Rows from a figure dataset
□ □ □ □ □ □ □

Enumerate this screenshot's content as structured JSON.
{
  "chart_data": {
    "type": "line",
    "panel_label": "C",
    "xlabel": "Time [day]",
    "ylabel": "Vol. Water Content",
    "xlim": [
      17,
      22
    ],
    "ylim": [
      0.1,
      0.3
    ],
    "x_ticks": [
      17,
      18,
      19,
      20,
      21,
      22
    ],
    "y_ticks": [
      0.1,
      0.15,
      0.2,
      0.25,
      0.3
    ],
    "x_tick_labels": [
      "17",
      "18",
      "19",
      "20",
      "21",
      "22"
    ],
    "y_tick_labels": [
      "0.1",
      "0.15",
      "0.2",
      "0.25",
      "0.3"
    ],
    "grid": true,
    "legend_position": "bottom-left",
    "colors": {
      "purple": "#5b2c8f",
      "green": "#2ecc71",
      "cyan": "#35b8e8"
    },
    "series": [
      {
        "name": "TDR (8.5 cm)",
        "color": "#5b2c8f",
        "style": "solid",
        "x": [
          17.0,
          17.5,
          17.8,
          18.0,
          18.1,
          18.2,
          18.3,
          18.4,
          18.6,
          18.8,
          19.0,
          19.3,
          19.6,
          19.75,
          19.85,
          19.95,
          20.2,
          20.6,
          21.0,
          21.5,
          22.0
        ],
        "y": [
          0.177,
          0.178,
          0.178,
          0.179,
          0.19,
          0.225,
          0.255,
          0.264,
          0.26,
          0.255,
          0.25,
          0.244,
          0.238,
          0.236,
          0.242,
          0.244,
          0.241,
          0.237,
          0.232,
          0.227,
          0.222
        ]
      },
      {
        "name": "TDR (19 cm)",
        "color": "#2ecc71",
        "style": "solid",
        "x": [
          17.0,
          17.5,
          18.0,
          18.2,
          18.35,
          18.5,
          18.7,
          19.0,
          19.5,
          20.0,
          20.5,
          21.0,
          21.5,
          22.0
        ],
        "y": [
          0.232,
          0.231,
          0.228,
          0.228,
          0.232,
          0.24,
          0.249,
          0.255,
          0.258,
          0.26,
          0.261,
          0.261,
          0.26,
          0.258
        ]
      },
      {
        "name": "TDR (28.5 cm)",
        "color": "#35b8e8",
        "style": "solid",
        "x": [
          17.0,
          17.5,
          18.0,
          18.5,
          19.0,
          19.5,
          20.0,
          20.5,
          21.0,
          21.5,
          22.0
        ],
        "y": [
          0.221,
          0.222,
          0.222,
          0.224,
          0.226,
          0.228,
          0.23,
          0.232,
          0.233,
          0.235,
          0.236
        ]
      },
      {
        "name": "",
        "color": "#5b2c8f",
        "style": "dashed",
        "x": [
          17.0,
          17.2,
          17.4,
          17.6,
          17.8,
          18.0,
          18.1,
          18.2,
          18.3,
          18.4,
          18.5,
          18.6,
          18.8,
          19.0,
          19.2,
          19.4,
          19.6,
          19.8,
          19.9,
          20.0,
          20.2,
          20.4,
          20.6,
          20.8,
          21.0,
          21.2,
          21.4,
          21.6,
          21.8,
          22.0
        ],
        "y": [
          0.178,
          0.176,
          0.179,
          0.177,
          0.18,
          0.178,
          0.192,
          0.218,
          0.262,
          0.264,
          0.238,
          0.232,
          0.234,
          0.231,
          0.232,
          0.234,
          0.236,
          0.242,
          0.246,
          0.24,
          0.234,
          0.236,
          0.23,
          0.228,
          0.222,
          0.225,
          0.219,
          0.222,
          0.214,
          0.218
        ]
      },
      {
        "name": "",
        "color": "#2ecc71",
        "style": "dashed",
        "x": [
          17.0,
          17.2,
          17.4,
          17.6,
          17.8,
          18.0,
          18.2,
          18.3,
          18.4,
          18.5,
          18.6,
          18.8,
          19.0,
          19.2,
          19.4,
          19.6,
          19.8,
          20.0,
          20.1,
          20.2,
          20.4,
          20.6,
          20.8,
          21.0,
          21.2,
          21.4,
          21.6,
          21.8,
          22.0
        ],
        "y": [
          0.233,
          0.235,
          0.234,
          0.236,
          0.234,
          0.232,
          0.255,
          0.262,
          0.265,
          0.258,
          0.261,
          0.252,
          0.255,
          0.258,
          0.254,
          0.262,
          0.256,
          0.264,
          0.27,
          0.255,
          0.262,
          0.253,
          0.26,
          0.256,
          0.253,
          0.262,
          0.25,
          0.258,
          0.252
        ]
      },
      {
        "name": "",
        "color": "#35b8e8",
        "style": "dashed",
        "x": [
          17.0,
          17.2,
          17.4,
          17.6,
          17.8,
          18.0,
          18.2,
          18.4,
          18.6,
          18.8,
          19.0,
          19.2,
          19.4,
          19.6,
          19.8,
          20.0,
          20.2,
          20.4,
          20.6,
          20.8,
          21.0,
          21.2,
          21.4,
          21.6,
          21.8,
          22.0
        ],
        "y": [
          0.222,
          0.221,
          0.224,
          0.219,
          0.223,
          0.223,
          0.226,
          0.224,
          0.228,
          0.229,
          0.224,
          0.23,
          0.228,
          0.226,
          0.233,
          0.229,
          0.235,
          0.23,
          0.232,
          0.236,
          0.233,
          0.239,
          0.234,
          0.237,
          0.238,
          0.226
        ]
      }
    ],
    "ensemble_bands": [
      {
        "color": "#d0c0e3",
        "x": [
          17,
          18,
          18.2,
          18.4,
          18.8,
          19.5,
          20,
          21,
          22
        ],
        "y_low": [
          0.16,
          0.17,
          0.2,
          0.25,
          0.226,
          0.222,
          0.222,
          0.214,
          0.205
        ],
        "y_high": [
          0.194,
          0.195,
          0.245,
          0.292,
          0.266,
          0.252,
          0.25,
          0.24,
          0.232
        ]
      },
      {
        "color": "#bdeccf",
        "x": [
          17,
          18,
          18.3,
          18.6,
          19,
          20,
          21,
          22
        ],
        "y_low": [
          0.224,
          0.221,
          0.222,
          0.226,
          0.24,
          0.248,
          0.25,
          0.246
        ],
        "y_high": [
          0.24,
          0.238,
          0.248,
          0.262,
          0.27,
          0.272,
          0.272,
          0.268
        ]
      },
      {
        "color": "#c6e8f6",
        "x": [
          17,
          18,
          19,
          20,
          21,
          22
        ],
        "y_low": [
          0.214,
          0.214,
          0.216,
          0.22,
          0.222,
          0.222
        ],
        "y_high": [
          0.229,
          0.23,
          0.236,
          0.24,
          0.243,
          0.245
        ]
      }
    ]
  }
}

□ □ □ □ □ □ □

Write each line above out exactly.

§ **Reply to the exercise**:
Enumerate this screenshot's content as structured JSON.
{
  "chart_data": {
    "type": "line",
    "panel_label": "C",
    "xlabel": "Time [day]",
    "ylabel": "Vol. Water Content",
    "xlim": [
      17,
      22
    ],
    "ylim": [
      0.1,
      0.3
    ],
    "x_ticks": [
      17,
      18,
      19,
      20,
      21,
      22
    ],
    "y_ticks": [
      0.1,
      0.15,
      0.2,
      0.25,
      0.3
    ],
    "x_tick_labels": [
      "17",
      "18",
      "19",
      "20",
      "21",
      "22"
    ],
    "y_tick_labels": [
      "0.1",
      "0.15",
      "0.2",
      "0.25",
      "0.3"
    ],
    "grid": true,
    "legend_position": "bottom-left",
    "colors": {
      "purple": "#5b2c8f",
      "green": "#2ecc71",
      "cyan": "#35b8e8"
    },
    "series": [
      {
        "name": "TDR (8.5 cm)",
        "color": "#5b2c8f",
        "style": "solid",
        "x": [
          17.0,
          17.5,
          17.8,
          18.0,
          18.1,
          18.2,
          18.3,
          18.4,
          18.6,
          18.8,
          19.0,
          19.3,
          19.6,
          19.75,
          19.85,
          19.95,
          20.2,
          20.6,
          21.0,
          21.5,
          22.0
        ],
        "y": [
          0.177,
          0.178,
          0.178,
          0.179,
          0.19,
          0.225,
          0.255,
          0.264,
          0.26,
          0.255,
          0.25,
          0.244,
          0.238,
          0.236,
          0.242,
          0.244,
          0.241,
          0.237,
          0.232,
          0.227,
          0.222
        ]
      },
      {
        "name": "TDR (19 cm)",
        "color": "#2ecc71",
        "style": "solid",
        "x": [
          17.0,
          17.5,
          18.0,
          18.2,
          18.35,
          18.5,
          18.7,
          19.0,
          19.5,
          20.0,
          20.5,
          21.0,
          21.5,
          22.0
        ],
        "y": [
          0.232,
          0.231,
          0.228,
          0.228,
          0.232,
          0.24,
          0.249,
          0.255,
          0.258,
          0.26,
          0.261,
          0.261,
          0.26,
          0.258
        ]
      },
      {
        "name": "TDR (28.5 cm)",
        "color": "#35b8e8",
        "style": "solid",
        "x": [
          17.0,
          17.5,
          18.0,
          18.5,
          19.0,
          19.5,
          20.0,
          20.5,
          21.0,
          21.5,
          22.0
        ],
        "y": [
          0.221,
          0.222,
          0.222,
          0.224,
          0.226,
          0.228,
          0.23,
          0.232,
          0.233,
          0.235,
          0.236
        ]
      },
      {
        "name": "",
        "color": "#5b2c8f",
        "style": "dashed",
        "x": [
          17.0,
          17.2,
          17.4,
          17.6,
          17.8,
          18.0,
          18.1,
          18.2,
          18.3,
          18.4,
          18.5,
          18.6,
          18.8,
          19.0,
          19.2,
          19.4,
          19.6,
          19.8,
          19.9,
          20.0,
          20.2,
          20.4,
          20.6,
          20.8,
          21.0,
          21.2,
          21.4,
          21.6,
          21.8,
          22.0
        ],
        "y": [
          0.178,
          0.176,
          0.179,
          0.177,
          0.18,
          0.178,
          0.192,
          0.218,
          0.262,
          0.264,
          0.238,
          0.232,
          0.234,
          0.231,
          0.232,
          0.234,
          0.236,
          0.242,
          0.246,
          0.24,
          0.234,
          0.236,
          0.23,
          0.228,
          0.222,
          0.225,
          0.219,
          0.222,
          0.214,
          0.218
        ]
      },
      {
        "name": "",
        "color": "#2ecc71",
        "style": "dashed",
        "x": [
          17.0,
          17.2,
          17.4,
          17.6,
          17.8,
          18.0,
          18.2,
          18.3,
          18.4,
          18.5,
          18.6,
          18.8,
          19.0,
          19.2,
          19.4,
          19.6,
          19.8,
          20.0,
          20.1,
          20.2,
          20.4,
          20.6,
          20.8,
          21.0,
          21.2,
          21.4,
          21.6,
          21.8,
          22.0
        ],
        "y": [
          0.233,
          0.235,
          0.234,
          0.236,
          0.234,
          0.232,
          0.255,
          0.262,
          0.265,
          0.258,
          0.261,
          0.252,
          0.255,
          0.258,
          0.254,
          0.262,
          0.256,
          0.264,
          0.27,
          0.255,
          0.262,
          0.253,
          0.26,
          0.256,
          0.253,
          0.262,
          0.25,
          0.258,
          0.252
        ]
      },
      {
        "name": "",
        "color": "#35b8e8",
        "style": "dashed",
        "x": [
          17.0,
          17.2,
          17.4,
          17.6,
          17.8,
          18.0,
          18.2,
          18.4,
          18.6,
          18.8,
          19.0,
          19.2,
          19.4,
          19.6,
          19.8,
          20.0,
          20.2,
          20.4,
          20.6,
          20.8,
          21.0,
          21.2,
          21.4,
          21.6,
          21.8,
          22.0
        ],
        "y": [
          0.222,
          0.221,
          0.224,
          0.219,
          0.223,
          0.223,
          0.226,
          0.224,
          0.228,
          0.229,
          0.224,
          0.23,
          0.228,
          0.226,
          0.233,
          0.229,
          0.235,
          0.23,
          0.232,
          0.236,
          0.233,
          0.239,
          0.234,
          0.237,
          0.238,
          0.226
        ]
      }
    ],
    "ensemble_bands": [
      {
        "color": "#d0c0e3",
        "x": [
          17,
          18,
          18.2,
          18.4,
          18.8,
          19.5,
          20,
          21,
          22
        ],
        "y_low": [
          0.16,
          0.17,
          0.2,
          0.25,
          0.226,
          0.222,
          0.222,
          0.214,
          0.205
        ],
        "y_high": [
          0.194,
          0.195,
          0.245,
          0.292,
          0.266,
          0.252,
          0.25,
          0.24,
          0.232
        ]
      },
      {
        "color": "#bdeccf",
        "x": [
          17,
          18,
          18.3,
          18.6,
          19,
          20,
          21,
          22
        ],
        "y_low": [
          0.224,
          0.221,
          0.222,
          0.226,
          0.24,
          0.248,
          0.25,
          0.246
        ],
        "y_high": [
          0.24,
          0.238,
          0.248,
          0.262,
          0.27,
          0.272,
          0.272,
          0.268
        ]
      },
      {
        "color": "#c6e8f6",
        "x": [
          17,
          18,
          19,
          20,
          21,
          22
        ],
        "y_low": [
          0.214,
          0.214,
          0.216,
          0.22,
          0.222,
          0.222
        ],
        "y_high": [
          0.229,
          0.23,
          0.236,
          0.24,
          0.243,
          0.245
        ]
      }
    ]
  }
}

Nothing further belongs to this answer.